Given data -
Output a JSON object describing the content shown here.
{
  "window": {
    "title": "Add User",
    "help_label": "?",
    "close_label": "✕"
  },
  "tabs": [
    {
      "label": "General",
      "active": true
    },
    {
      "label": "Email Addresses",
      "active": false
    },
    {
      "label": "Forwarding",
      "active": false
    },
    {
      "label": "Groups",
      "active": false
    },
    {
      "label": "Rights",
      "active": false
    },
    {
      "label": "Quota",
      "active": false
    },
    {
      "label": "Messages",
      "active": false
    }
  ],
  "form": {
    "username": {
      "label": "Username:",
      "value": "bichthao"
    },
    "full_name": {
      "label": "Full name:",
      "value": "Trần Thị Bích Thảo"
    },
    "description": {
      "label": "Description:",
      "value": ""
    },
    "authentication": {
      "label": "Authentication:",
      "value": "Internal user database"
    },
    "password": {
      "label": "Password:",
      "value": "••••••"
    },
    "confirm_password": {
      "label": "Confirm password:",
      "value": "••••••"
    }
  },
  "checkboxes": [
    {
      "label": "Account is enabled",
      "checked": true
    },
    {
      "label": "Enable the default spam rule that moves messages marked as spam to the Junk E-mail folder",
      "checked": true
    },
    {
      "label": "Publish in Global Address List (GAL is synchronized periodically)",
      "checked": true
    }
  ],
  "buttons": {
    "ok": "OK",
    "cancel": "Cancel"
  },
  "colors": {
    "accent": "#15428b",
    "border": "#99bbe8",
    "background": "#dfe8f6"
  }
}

Exercise directions -
Repeat the material in full, exactly as it stands.

Full solution -
Output a JSON object describing the content shown here.
{
  "window": {
    "title": "Add User",
    "help_label": "?",
    "close_label": "✕"
  },
  "tabs": [
    {
      "label": "General",
      "active": true
    },
    {
      "label": "Email Addresses",
      "active": false
    },
    {
      "label": "Forwarding",
      "active": false
    },
    {
      "label": "Groups",
      "active": false
    },
    {
      "label": "Rights",
      "active": false
    },
    {
      "label": "Quota",
      "active": false
    },
    {
      "label": "Messages",
      "active": false
    }
  ],
  "form": {
    "username": {
      "label": "Username:",
      "value": "bichthao"
    },
    "full_name": {
      "label": "Full name:",
      "value": "Trần Thị Bích Thảo"
    },
    "description": {
      "label": "Description:",
      "value": ""
    },
    "authentication": {
      "label": "Authentication:",
      "value": "Internal user database"
    },
    "password": {
      "label": "Password:",
      "value": "••••••"
    },
    "confirm_password": {
      "label": "Confirm password:",
      "value": "••••••"
    }
  },
  "checkboxes": [
    {
      "label": "Account is enabled",
      "checked": true
    },
    {
      "label": "Enable the default spam rule that moves messages marked as spam to the Junk E-mail folder",
      "checked": true
    },
    {
      "label": "Publish in Global Address List (GAL is synchronized periodically)",
      "checked": true
    }
  ],
  "buttons": {
    "ok": "OK",
    "cancel": "Cancel"
  },
  "colors": {
    "accent": "#15428b",
    "border": "#99bbe8",
    "background": "#dfe8f6"
  }
}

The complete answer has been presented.